Given instruction — Transcribe only the part of the listing below that begins at the line containing "Read all visible content and emit it as JSON." and runs to its final line, keeping both ends.

Records for processing —
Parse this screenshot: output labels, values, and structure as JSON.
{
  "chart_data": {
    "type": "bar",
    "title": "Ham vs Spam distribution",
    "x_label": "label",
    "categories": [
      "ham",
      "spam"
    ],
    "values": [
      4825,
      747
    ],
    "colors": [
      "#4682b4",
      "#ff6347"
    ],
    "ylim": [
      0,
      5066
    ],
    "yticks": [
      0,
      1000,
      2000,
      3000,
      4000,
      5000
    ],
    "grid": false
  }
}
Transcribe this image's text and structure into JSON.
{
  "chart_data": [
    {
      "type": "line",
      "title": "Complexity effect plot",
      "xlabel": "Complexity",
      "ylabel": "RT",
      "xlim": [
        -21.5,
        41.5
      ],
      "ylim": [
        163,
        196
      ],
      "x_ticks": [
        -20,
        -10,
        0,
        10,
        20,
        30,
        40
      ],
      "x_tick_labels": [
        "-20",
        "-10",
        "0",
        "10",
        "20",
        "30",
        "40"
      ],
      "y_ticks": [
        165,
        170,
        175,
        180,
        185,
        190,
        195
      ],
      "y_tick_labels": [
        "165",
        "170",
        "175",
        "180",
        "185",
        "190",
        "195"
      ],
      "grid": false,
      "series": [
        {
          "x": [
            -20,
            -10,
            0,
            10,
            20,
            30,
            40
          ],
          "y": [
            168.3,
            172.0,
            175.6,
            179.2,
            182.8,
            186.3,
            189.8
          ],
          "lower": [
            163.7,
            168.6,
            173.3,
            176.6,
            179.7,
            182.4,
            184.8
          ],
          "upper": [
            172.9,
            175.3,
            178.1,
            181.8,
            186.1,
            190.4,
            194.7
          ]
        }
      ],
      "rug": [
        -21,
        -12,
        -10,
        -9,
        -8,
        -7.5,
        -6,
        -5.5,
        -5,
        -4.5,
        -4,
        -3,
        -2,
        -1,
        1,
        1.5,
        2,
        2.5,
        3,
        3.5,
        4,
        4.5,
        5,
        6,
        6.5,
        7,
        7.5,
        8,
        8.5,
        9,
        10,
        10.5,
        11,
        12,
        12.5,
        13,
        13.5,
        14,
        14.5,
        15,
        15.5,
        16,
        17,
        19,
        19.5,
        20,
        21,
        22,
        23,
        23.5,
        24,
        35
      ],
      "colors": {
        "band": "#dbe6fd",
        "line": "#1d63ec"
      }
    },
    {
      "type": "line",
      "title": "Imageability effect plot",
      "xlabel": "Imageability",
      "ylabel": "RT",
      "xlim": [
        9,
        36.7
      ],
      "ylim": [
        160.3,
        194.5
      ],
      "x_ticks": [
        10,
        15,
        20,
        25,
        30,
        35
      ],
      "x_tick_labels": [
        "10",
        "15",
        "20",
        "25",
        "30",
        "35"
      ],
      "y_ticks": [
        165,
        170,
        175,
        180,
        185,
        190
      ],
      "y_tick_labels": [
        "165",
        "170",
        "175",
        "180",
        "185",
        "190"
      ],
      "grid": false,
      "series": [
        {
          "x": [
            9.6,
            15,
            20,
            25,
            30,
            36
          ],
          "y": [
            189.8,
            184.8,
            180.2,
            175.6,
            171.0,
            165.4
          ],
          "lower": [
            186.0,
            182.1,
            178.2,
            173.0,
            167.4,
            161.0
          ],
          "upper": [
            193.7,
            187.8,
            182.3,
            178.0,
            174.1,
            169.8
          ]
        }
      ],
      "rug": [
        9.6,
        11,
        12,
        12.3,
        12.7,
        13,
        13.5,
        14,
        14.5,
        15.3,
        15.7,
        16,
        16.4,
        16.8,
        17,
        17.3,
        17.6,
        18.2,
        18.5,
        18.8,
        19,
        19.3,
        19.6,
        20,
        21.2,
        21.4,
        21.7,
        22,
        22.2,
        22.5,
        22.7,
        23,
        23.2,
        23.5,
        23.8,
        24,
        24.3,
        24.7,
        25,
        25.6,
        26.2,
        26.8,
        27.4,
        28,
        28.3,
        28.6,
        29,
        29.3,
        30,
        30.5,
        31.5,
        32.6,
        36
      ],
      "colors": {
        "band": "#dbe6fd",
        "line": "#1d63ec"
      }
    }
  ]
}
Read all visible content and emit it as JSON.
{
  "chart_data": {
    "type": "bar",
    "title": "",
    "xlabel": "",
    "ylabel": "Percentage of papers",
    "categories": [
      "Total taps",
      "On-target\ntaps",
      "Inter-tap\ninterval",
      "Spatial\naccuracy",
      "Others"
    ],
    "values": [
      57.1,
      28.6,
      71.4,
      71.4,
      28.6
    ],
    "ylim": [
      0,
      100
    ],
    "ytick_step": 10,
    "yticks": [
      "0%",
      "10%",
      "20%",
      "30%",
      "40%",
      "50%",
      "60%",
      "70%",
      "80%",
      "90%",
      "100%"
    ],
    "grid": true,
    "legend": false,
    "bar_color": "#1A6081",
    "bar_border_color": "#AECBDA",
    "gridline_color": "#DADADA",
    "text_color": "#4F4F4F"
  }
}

Correct answer —
Read all visible content and emit it as JSON.
{
  "chart_data": {
    "type": "bar",
    "title": "",
    "xlabel": "",
    "ylabel": "Percentage of papers",
    "categories": [
      "Total taps",
      "On-target\ntaps",
      "Inter-tap\ninterval",
      "Spatial\naccuracy",
      "Others"
    ],
    "values": [
      57.1,
      28.6,
      71.4,
      71.4,
      28.6
    ],
    "ylim": [
      0,
      100
    ],
    "ytick_step": 10,
    "yticks": [
      "0%",
      "10%",
      "20%",
      "30%",
      "40%",
      "50%",
      "60%",
      "70%",
      "80%",
      "90%",
      "100%"
    ],
    "grid": true,
    "legend": false,
    "bar_color": "#1A6081",
    "bar_border_color": "#AECBDA",
    "gridline_color": "#DADADA",
    "text_color": "#4F4F4F"
  }
}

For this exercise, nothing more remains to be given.